**Exercise**: Copy each line of the data below exactly, leaving out pictures.

**Supplied entries**:
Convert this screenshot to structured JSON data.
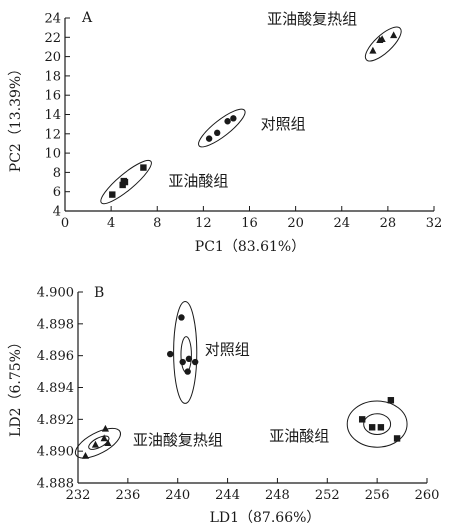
{
  "chart_data": [
    {
      "panel": "A",
      "type": "scatter",
      "xlabel": "PC1（83.61%）",
      "ylabel": "PC2（13.39%）",
      "xlim": [
        0,
        32
      ],
      "ylim": [
        4,
        24
      ],
      "xticks": [
        0,
        4,
        8,
        12,
        16,
        20,
        24,
        28,
        32
      ],
      "yticks": [
        4,
        6,
        8,
        10,
        12,
        14,
        16,
        18,
        20,
        22,
        24
      ],
      "groups": [
        {
          "label": "亚油酸复热组",
          "marker": "triangle",
          "points": [
            [
              26.7,
              20.6
            ],
            [
              27.3,
              21.7
            ],
            [
              27.5,
              21.8
            ],
            [
              28.5,
              22.2
            ]
          ],
          "ellipse": {
            "center": [
              27.6,
              21.3
            ],
            "radii": [
              2.0,
              0.75
            ],
            "angle": -43
          }
        },
        {
          "label": "对照组",
          "marker": "circle",
          "points": [
            [
              12.5,
              11.5
            ],
            [
              13.2,
              12.1
            ],
            [
              14.1,
              13.3
            ],
            [
              14.6,
              13.6
            ]
          ],
          "ellipse": {
            "center": [
              13.6,
              12.6
            ],
            "radii": [
              2.5,
              0.7
            ],
            "angle": -38
          }
        },
        {
          "label": "亚油酸组",
          "marker": "square",
          "points": [
            [
              4.1,
              5.7
            ],
            [
              5.0,
              6.7
            ],
            [
              5.2,
              7.0
            ],
            [
              5.1,
              7.1
            ],
            [
              6.8,
              8.5
            ]
          ],
          "ellipse": {
            "center": [
              5.3,
              7.0
            ],
            "radii": [
              2.8,
              0.7
            ],
            "angle": -40
          }
        }
      ]
    },
    {
      "panel": "B",
      "type": "scatter",
      "xlabel": "LD1（87.66%）",
      "ylabel": "LD2（6.75%）",
      "xlim": [
        232,
        260
      ],
      "ylim": [
        4.888,
        4.9
      ],
      "xticks": [
        232,
        236,
        240,
        244,
        248,
        252,
        256,
        260
      ],
      "yticks": [
        4.888,
        4.89,
        4.892,
        4.894,
        4.896,
        4.898,
        4.9
      ],
      "tick_labels_y": [
        "4.888",
        "4.890",
        "4.892",
        "4.894",
        "4.896",
        "4.898",
        "4.900"
      ],
      "groups": [
        {
          "label": "对照组",
          "marker": "circle",
          "points": [
            [
              239.4,
              4.8961
            ],
            [
              240.3,
              4.8984
            ],
            [
              240.4,
              4.8956
            ],
            [
              240.8,
              4.895
            ],
            [
              240.9,
              4.8958
            ],
            [
              241.4,
              4.8956
            ]
          ],
          "ellipse": {
            "center": [
              240.6,
              4.8962
            ],
            "radii": [
              0.0032,
              1.55
            ],
            "angle": 0
          }
        },
        {
          "label": "亚油酸复热组",
          "marker": "triangle",
          "points": [
            [
              232.6,
              4.8897
            ],
            [
              233.4,
              4.8904
            ],
            [
              234.1,
              4.8908
            ],
            [
              234.2,
              4.8914
            ],
            [
              234.4,
              4.8905
            ]
          ],
          "ellipse": {
            "center": [
              233.6,
              4.8905
            ],
            "radii": [
              2.0,
              0.00065
            ],
            "angle": -28
          }
        },
        {
          "label": "亚油酸组",
          "marker": "square",
          "points": [
            [
              254.8,
              4.892
            ],
            [
              255.6,
              4.8915
            ],
            [
              256.3,
              4.8915
            ],
            [
              257.1,
              4.8932
            ],
            [
              257.6,
              4.8908
            ]
          ],
          "ellipse": {
            "center": [
              256.0,
              4.8917
            ],
            "radii": [
              2.4,
              0.00145
            ],
            "angle": 0
          }
        }
      ]
    }
  ]
}
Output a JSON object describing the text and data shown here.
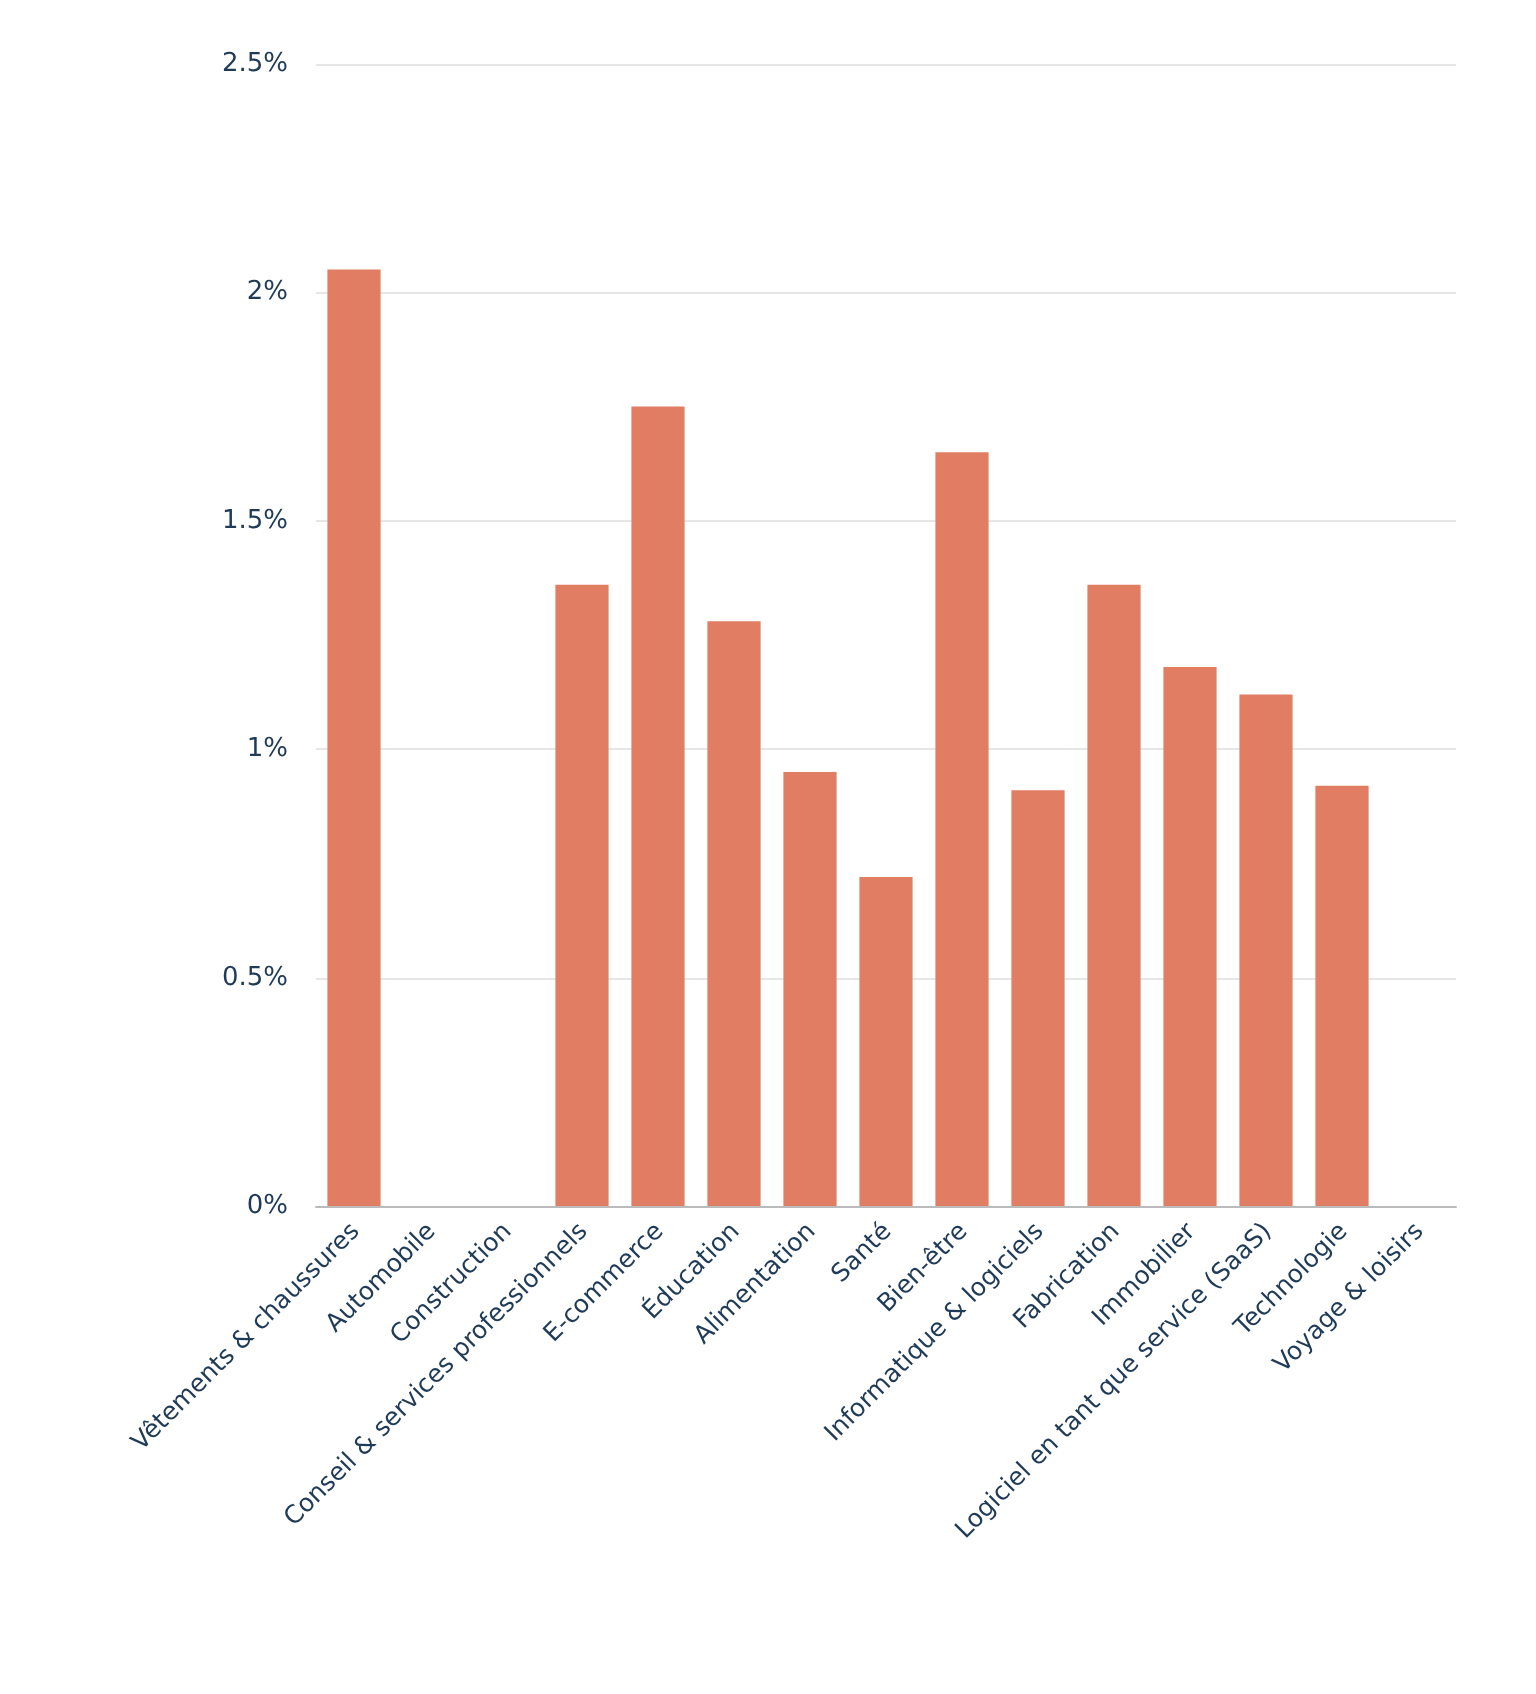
{
  "chart_data": {
    "type": "bar",
    "categories": [
      "Vêtements & chaussures",
      "Automobile",
      "Construction",
      "Conseil & services professionnels",
      "E-commerce",
      "Éducation",
      "Alimentation",
      "Santé",
      "Bien-être",
      "Informatique & logiciels",
      "Fabrication",
      "Immobilier",
      "Logiciel en tant que service (SaaS)",
      "Technologie",
      "Voyage & loisirs"
    ],
    "values": [
      2.05,
      0,
      0,
      1.36,
      1.75,
      1.28,
      0.95,
      0.72,
      1.65,
      0.91,
      1.36,
      1.18,
      1.12,
      0.92,
      0
    ],
    "color": "#e07d62",
    "ylim": [
      0,
      2.5
    ],
    "yticks": [
      {
        "value": 0,
        "label": "0%"
      },
      {
        "value": 0.5,
        "label": "0.5%"
      },
      {
        "value": 1,
        "label": "1%"
      },
      {
        "value": 1.5,
        "label": "1.5%"
      },
      {
        "value": 2,
        "label": "2%"
      },
      {
        "value": 2.5,
        "label": "2.5%"
      }
    ],
    "grid": "y"
  }
}
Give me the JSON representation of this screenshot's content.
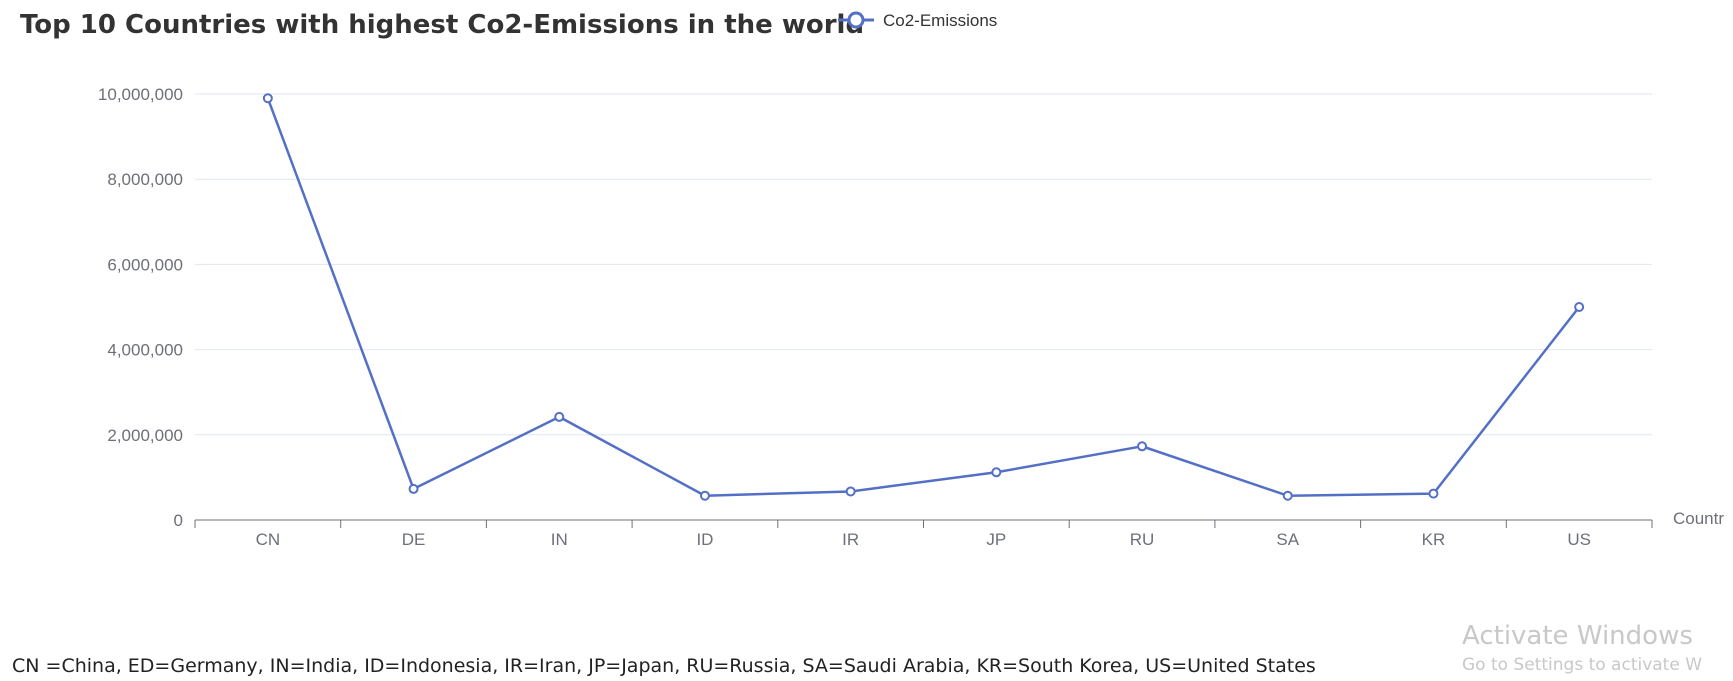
{
  "chart_data": {
    "type": "line",
    "title": "Top 10 Countries with highest Co2-Emissions in the world",
    "xlabel": "Countr",
    "ylabel": "",
    "categories": [
      "CN",
      "DE",
      "IN",
      "ID",
      "IR",
      "JP",
      "RU",
      "SA",
      "KR",
      "US"
    ],
    "series": [
      {
        "name": "Co2-Emissions",
        "values": [
          9900000,
          730000,
          2420000,
          570000,
          670000,
          1120000,
          1730000,
          570000,
          620000,
          5000000
        ],
        "color": "#5470c6"
      }
    ],
    "yticks": [
      "0",
      "2,000,000",
      "4,000,000",
      "6,000,000",
      "8,000,000",
      "10,000,000"
    ],
    "ylim": [
      0,
      10000000
    ],
    "grid": true,
    "legend_position": "top"
  },
  "footnote": "CN =China, ED=Germany, IN=India, ID=Indonesia, IR=Iran, JP=Japan, RU=Russia, SA=Saudi Arabia, KR=South Korea, US=United States",
  "watermark": {
    "title": "Activate Windows",
    "subtitle": "Go to Settings to activate W"
  }
}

**Output for this task**:
Convert this screenshot to structured JSON data.
{
  "chart_data": [
    {
      "panel": "A",
      "type": "scatter",
      "xlabel": "PC1（83.61%）",
      "ylabel": "PC2（13.39%）",
      "xlim": [
        0,
        32
      ],
      "ylim": [
        4,
        24
      ],
      "xticks": [
        0,
        4,
        8,
        12,
        16,
        20,
        24,
        28,
        32
      ],
      "yticks": [
        4,
        6,
        8,
        10,
        12,
        14,
        16,
        18,
        20,
        22,
        24
      ],
      "groups": [
        {
          "label": "亚油酸复热组",
          "marker": "triangle",
          "points": [
            [
              26.7,
              20.6
            ],
            [
              27.3,
              21.7
            ],
            [
              27.5,
              21.8
            ],
            [
              28.5,
              22.2
            ]
          ],
          "ellipse": {
            "center": [
              27.6,
              21.3
            ],
            "radii": [
              2.0,
              0.75
            ],
            "angle": -43
          }
        },
        {
          "label": "对照组",
          "marker": "circle",
          "points": [
            [
              12.5,
              11.5
            ],
            [
              13.2,
              12.1
            ],
            [
              14.1,
              13.3
            ],
            [
              14.6,
              13.6
            ]
          ],
          "ellipse": {
            "center": [
              13.6,
              12.6
            ],
            "radii": [
              2.5,
              0.7
            ],
            "angle": -38
          }
        },
        {
          "label": "亚油酸组",
          "marker": "square",
          "points": [
            [
              4.1,
              5.7
            ],
            [
              5.0,
              6.7
            ],
            [
              5.2,
              7.0
            ],
            [
              5.1,
              7.1
            ],
            [
              6.8,
              8.5
            ]
          ],
          "ellipse": {
            "center": [
              5.3,
              7.0
            ],
            "radii": [
              2.8,
              0.7
            ],
            "angle": -40
          }
        }
      ]
    },
    {
      "panel": "B",
      "type": "scatter",
      "xlabel": "LD1（87.66%）",
      "ylabel": "LD2（6.75%）",
      "xlim": [
        232,
        260
      ],
      "ylim": [
        4.888,
        4.9
      ],
      "xticks": [
        232,
        236,
        240,
        244,
        248,
        252,
        256,
        260
      ],
      "yticks": [
        4.888,
        4.89,
        4.892,
        4.894,
        4.896,
        4.898,
        4.9
      ],
      "tick_labels_y": [
        "4.888",
        "4.890",
        "4.892",
        "4.894",
        "4.896",
        "4.898",
        "4.900"
      ],
      "groups": [
        {
          "label": "对照组",
          "marker": "circle",
          "points": [
            [
              239.4,
              4.8961
            ],
            [
              240.3,
              4.8984
            ],
            [
              240.4,
              4.8956
            ],
            [
              240.8,
              4.895
            ],
            [
              240.9,
              4.8958
            ],
            [
              241.4,
              4.8956
            ]
          ],
          "ellipse": {
            "center": [
              240.6,
              4.8962
            ],
            "radii": [
              0.0032,
              1.55
            ],
            "angle": 0
          }
        },
        {
          "label": "亚油酸复热组",
          "marker": "triangle",
          "points": [
            [
              232.6,
              4.8897
            ],
            [
              233.4,
              4.8904
            ],
            [
              234.1,
              4.8908
            ],
            [
              234.2,
              4.8914
            ],
            [
              234.4,
              4.8905
            ]
          ],
          "ellipse": {
            "center": [
              233.6,
              4.8905
            ],
            "radii": [
              2.0,
              0.00065
            ],
            "angle": -28
          }
        },
        {
          "label": "亚油酸组",
          "marker": "square",
          "points": [
            [
              254.8,
              4.892
            ],
            [
              255.6,
              4.8915
            ],
            [
              256.3,
              4.8915
            ],
            [
              257.1,
              4.8932
            ],
            [
              257.6,
              4.8908
            ]
          ],
          "ellipse": {
            "center": [
              256.0,
              4.8917
            ],
            "radii": [
              2.4,
              0.00145
            ],
            "angle": 0
          }
        }
      ]
    }
  ]
}
Output a JSON object describing the text and data shown here.
{
  "chart_data": {
    "type": "bar",
    "categories": [
      "Vêtements & chaussures",
      "Automobile",
      "Construction",
      "Conseil & services professionnels",
      "E-commerce",
      "Éducation",
      "Alimentation",
      "Santé",
      "Bien-être",
      "Informatique & logiciels",
      "Fabrication",
      "Immobilier",
      "Logiciel en tant que service (SaaS)",
      "Technologie",
      "Voyage & loisirs"
    ],
    "values": [
      2.05,
      0,
      0,
      1.36,
      1.75,
      1.28,
      0.95,
      0.72,
      1.65,
      0.91,
      1.36,
      1.18,
      1.12,
      0.92,
      0
    ],
    "color": "#e07d62",
    "ylim": [
      0,
      2.5
    ],
    "yticks": [
      {
        "value": 0,
        "label": "0%"
      },
      {
        "value": 0.5,
        "label": "0.5%"
      },
      {
        "value": 1,
        "label": "1%"
      },
      {
        "value": 1.5,
        "label": "1.5%"
      },
      {
        "value": 2,
        "label": "2%"
      },
      {
        "value": 2.5,
        "label": "2.5%"
      }
    ],
    "grid": "y"
  }
}
Give me the JSON representation of this screenshot's content.
{
  "chart_data": {
    "type": "line",
    "title": "Top 10 Countries with highest Co2-Emissions in the world",
    "xlabel": "Countr",
    "ylabel": "",
    "categories": [
      "CN",
      "DE",
      "IN",
      "ID",
      "IR",
      "JP",
      "RU",
      "SA",
      "KR",
      "US"
    ],
    "series": [
      {
        "name": "Co2-Emissions",
        "values": [
          9900000,
          730000,
          2420000,
          570000,
          670000,
          1120000,
          1730000,
          570000,
          620000,
          5000000
        ],
        "color": "#5470c6"
      }
    ],
    "yticks": [
      "0",
      "2,000,000",
      "4,000,000",
      "6,000,000",
      "8,000,000",
      "10,000,000"
    ],
    "ylim": [
      0,
      10000000
    ],
    "grid": true,
    "legend_position": "top"
  },
  "footnote": "CN =China, ED=Germany, IN=India, ID=Indonesia, IR=Iran, JP=Japan, RU=Russia, SA=Saudi Arabia, KR=South Korea, US=United States",
  "watermark": {
    "title": "Activate Windows",
    "subtitle": "Go to Settings to activate W"
  }
}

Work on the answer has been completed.